BRIEF: Your task is to print all of the material verbatim.

LISTING:
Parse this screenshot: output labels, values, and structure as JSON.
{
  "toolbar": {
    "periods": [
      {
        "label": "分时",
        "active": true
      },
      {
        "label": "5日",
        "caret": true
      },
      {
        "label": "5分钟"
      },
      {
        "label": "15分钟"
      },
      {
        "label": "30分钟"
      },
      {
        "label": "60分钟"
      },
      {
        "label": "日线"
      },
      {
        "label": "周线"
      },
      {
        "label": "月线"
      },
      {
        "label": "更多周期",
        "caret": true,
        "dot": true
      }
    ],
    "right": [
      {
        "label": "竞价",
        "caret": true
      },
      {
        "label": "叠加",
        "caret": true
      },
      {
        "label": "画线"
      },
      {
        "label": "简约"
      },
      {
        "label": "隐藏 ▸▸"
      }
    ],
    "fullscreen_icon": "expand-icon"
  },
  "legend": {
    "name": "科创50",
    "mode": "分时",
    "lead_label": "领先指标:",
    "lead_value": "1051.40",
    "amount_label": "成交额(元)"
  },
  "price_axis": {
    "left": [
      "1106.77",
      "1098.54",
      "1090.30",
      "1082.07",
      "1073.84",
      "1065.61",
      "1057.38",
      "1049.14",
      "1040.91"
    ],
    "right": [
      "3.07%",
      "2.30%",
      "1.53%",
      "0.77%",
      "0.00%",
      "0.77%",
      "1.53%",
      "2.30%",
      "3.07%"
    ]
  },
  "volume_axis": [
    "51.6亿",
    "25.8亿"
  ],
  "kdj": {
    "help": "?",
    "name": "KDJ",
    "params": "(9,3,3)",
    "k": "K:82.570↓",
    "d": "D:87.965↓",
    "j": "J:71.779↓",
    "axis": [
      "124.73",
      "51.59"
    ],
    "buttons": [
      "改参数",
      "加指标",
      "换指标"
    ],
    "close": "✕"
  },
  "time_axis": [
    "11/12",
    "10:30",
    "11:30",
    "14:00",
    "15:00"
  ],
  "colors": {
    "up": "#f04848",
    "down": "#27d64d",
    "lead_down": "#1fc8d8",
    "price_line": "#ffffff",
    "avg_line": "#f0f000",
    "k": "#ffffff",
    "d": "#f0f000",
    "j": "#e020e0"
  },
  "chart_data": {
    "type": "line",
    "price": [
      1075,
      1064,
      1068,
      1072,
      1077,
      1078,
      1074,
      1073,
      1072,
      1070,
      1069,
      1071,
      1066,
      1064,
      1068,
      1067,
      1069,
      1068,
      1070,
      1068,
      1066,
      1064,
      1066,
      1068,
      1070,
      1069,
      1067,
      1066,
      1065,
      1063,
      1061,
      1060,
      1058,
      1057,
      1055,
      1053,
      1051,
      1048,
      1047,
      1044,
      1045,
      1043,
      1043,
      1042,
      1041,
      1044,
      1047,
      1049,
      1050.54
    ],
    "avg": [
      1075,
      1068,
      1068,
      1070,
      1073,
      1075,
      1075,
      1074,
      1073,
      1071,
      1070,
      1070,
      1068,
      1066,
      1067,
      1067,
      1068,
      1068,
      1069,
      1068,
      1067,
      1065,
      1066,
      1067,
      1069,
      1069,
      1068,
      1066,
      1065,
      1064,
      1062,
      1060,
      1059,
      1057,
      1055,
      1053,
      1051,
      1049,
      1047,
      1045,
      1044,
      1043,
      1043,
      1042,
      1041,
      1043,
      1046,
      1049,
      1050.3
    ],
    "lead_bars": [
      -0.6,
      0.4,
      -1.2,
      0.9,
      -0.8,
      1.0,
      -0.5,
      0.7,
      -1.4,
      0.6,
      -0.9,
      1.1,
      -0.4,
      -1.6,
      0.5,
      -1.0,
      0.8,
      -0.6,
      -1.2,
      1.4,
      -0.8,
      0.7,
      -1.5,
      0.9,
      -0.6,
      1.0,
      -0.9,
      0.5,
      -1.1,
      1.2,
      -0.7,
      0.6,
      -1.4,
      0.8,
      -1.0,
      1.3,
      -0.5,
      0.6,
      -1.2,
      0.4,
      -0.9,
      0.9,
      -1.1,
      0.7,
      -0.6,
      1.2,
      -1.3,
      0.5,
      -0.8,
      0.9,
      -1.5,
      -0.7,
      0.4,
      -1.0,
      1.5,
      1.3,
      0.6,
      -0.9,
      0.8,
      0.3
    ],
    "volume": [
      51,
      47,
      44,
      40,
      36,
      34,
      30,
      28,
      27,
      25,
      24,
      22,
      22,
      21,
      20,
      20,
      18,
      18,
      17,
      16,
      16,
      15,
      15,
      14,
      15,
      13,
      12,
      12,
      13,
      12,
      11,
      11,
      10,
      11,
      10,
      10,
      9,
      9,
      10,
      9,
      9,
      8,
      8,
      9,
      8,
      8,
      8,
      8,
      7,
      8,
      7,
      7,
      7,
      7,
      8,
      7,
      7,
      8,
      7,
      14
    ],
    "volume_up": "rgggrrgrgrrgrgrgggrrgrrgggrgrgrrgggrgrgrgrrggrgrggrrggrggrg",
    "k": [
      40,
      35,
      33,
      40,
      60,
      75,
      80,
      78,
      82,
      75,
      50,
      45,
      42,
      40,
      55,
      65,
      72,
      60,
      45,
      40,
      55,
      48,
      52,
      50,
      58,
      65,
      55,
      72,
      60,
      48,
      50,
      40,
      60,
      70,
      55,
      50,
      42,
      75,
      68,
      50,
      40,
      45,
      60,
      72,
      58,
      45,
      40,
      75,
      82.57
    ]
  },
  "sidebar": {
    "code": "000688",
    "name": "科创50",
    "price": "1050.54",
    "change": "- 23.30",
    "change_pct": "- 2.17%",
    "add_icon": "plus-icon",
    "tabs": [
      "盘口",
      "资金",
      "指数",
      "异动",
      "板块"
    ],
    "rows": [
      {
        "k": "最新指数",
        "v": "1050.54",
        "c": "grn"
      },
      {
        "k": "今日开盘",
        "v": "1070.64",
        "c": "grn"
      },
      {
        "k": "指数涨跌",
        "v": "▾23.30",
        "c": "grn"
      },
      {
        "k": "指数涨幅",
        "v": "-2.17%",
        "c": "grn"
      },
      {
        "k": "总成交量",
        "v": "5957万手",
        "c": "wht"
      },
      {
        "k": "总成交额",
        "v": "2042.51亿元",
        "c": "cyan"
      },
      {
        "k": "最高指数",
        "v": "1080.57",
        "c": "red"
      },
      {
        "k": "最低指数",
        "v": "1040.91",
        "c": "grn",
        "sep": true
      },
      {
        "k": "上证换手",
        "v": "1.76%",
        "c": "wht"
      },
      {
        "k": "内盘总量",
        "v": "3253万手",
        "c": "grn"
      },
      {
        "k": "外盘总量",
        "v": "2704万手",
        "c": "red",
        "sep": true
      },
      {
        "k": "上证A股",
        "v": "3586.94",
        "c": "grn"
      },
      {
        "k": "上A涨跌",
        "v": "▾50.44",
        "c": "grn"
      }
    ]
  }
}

FULL OUTPUT:
Parse this screenshot: output labels, values, and structure as JSON.
{
  "toolbar": {
    "periods": [
      {
        "label": "分时",
        "active": true
      },
      {
        "label": "5日",
        "caret": true
      },
      {
        "label": "5分钟"
      },
      {
        "label": "15分钟"
      },
      {
        "label": "30分钟"
      },
      {
        "label": "60分钟"
      },
      {
        "label": "日线"
      },
      {
        "label": "周线"
      },
      {
        "label": "月线"
      },
      {
        "label": "更多周期",
        "caret": true,
        "dot": true
      }
    ],
    "right": [
      {
        "label": "竞价",
        "caret": true
      },
      {
        "label": "叠加",
        "caret": true
      },
      {
        "label": "画线"
      },
      {
        "label": "简约"
      },
      {
        "label": "隐藏 ▸▸"
      }
    ],
    "fullscreen_icon": "expand-icon"
  },
  "legend": {
    "name": "科创50",
    "mode": "分时",
    "lead_label": "领先指标:",
    "lead_value": "1051.40",
    "amount_label": "成交额(元)"
  },
  "price_axis": {
    "left": [
      "1106.77",
      "1098.54",
      "1090.30",
      "1082.07",
      "1073.84",
      "1065.61",
      "1057.38",
      "1049.14",
      "1040.91"
    ],
    "right": [
      "3.07%",
      "2.30%",
      "1.53%",
      "0.77%",
      "0.00%",
      "0.77%",
      "1.53%",
      "2.30%",
      "3.07%"
    ]
  },
  "volume_axis": [
    "51.6亿",
    "25.8亿"
  ],
  "kdj": {
    "help": "?",
    "name": "KDJ",
    "params": "(9,3,3)",
    "k": "K:82.570↓",
    "d": "D:87.965↓",
    "j": "J:71.779↓",
    "axis": [
      "124.73",
      "51.59"
    ],
    "buttons": [
      "改参数",
      "加指标",
      "换指标"
    ],
    "close": "✕"
  },
  "time_axis": [
    "11/12",
    "10:30",
    "11:30",
    "14:00",
    "15:00"
  ],
  "colors": {
    "up": "#f04848",
    "down": "#27d64d",
    "lead_down": "#1fc8d8",
    "price_line": "#ffffff",
    "avg_line": "#f0f000",
    "k": "#ffffff",
    "d": "#f0f000",
    "j": "#e020e0"
  },
  "chart_data": {
    "type": "line",
    "price": [
      1075,
      1064,
      1068,
      1072,
      1077,
      1078,
      1074,
      1073,
      1072,
      1070,
      1069,
      1071,
      1066,
      1064,
      1068,
      1067,
      1069,
      1068,
      1070,
      1068,
      1066,
      1064,
      1066,
      1068,
      1070,
      1069,
      1067,
      1066,
      1065,
      1063,
      1061,
      1060,
      1058,
      1057,
      1055,
      1053,
      1051,
      1048,
      1047,
      1044,
      1045,
      1043,
      1043,
      1042,
      1041,
      1044,
      1047,
      1049,
      1050.54
    ],
    "avg": [
      1075,
      1068,
      1068,
      1070,
      1073,
      1075,
      1075,
      1074,
      1073,
      1071,
      1070,
      1070,
      1068,
      1066,
      1067,
      1067,
      1068,
      1068,
      1069,
      1068,
      1067,
      1065,
      1066,
      1067,
      1069,
      1069,
      1068,
      1066,
      1065,
      1064,
      1062,
      1060,
      1059,
      1057,
      1055,
      1053,
      1051,
      1049,
      1047,
      1045,
      1044,
      1043,
      1043,
      1042,
      1041,
      1043,
      1046,
      1049,
      1050.3
    ],
    "lead_bars": [
      -0.6,
      0.4,
      -1.2,
      0.9,
      -0.8,
      1.0,
      -0.5,
      0.7,
      -1.4,
      0.6,
      -0.9,
      1.1,
      -0.4,
      -1.6,
      0.5,
      -1.0,
      0.8,
      -0.6,
      -1.2,
      1.4,
      -0.8,
      0.7,
      -1.5,
      0.9,
      -0.6,
      1.0,
      -0.9,
      0.5,
      -1.1,
      1.2,
      -0.7,
      0.6,
      -1.4,
      0.8,
      -1.0,
      1.3,
      -0.5,
      0.6,
      -1.2,
      0.4,
      -0.9,
      0.9,
      -1.1,
      0.7,
      -0.6,
      1.2,
      -1.3,
      0.5,
      -0.8,
      0.9,
      -1.5,
      -0.7,
      0.4,
      -1.0,
      1.5,
      1.3,
      0.6,
      -0.9,
      0.8,
      0.3
    ],
    "volume": [
      51,
      47,
      44,
      40,
      36,
      34,
      30,
      28,
      27,
      25,
      24,
      22,
      22,
      21,
      20,
      20,
      18,
      18,
      17,
      16,
      16,
      15,
      15,
      14,
      15,
      13,
      12,
      12,
      13,
      12,
      11,
      11,
      10,
      11,
      10,
      10,
      9,
      9,
      10,
      9,
      9,
      8,
      8,
      9,
      8,
      8,
      8,
      8,
      7,
      8,
      7,
      7,
      7,
      7,
      8,
      7,
      7,
      8,
      7,
      14
    ],
    "volume_up": "rgggrrgrgrrgrgrgggrrgrrgggrgrgrrgggrgrgrgrrggrgrggrrggrggrg",
    "k": [
      40,
      35,
      33,
      40,
      60,
      75,
      80,
      78,
      82,
      75,
      50,
      45,
      42,
      40,
      55,
      65,
      72,
      60,
      45,
      40,
      55,
      48,
      52,
      50,
      58,
      65,
      55,
      72,
      60,
      48,
      50,
      40,
      60,
      70,
      55,
      50,
      42,
      75,
      68,
      50,
      40,
      45,
      60,
      72,
      58,
      45,
      40,
      75,
      82.57
    ]
  },
  "sidebar": {
    "code": "000688",
    "name": "科创50",
    "price": "1050.54",
    "change": "- 23.30",
    "change_pct": "- 2.17%",
    "add_icon": "plus-icon",
    "tabs": [
      "盘口",
      "资金",
      "指数",
      "异动",
      "板块"
    ],
    "rows": [
      {
        "k": "最新指数",
        "v": "1050.54",
        "c": "grn"
      },
      {
        "k": "今日开盘",
        "v": "1070.64",
        "c": "grn"
      },
      {
        "k": "指数涨跌",
        "v": "▾23.30",
        "c": "grn"
      },
      {
        "k": "指数涨幅",
        "v": "-2.17%",
        "c": "grn"
      },
      {
        "k": "总成交量",
        "v": "5957万手",
        "c": "wht"
      },
      {
        "k": "总成交额",
        "v": "2042.51亿元",
        "c": "cyan"
      },
      {
        "k": "最高指数",
        "v": "1080.57",
        "c": "red"
      },
      {
        "k": "最低指数",
        "v": "1040.91",
        "c": "grn",
        "sep": true
      },
      {
        "k": "上证换手",
        "v": "1.76%",
        "c": "wht"
      },
      {
        "k": "内盘总量",
        "v": "3253万手",
        "c": "grn"
      },
      {
        "k": "外盘总量",
        "v": "2704万手",
        "c": "red",
        "sep": true
      },
      {
        "k": "上证A股",
        "v": "3586.94",
        "c": "grn"
      },
      {
        "k": "上A涨跌",
        "v": "▾50.44",
        "c": "grn"
      }
    ]
  }
}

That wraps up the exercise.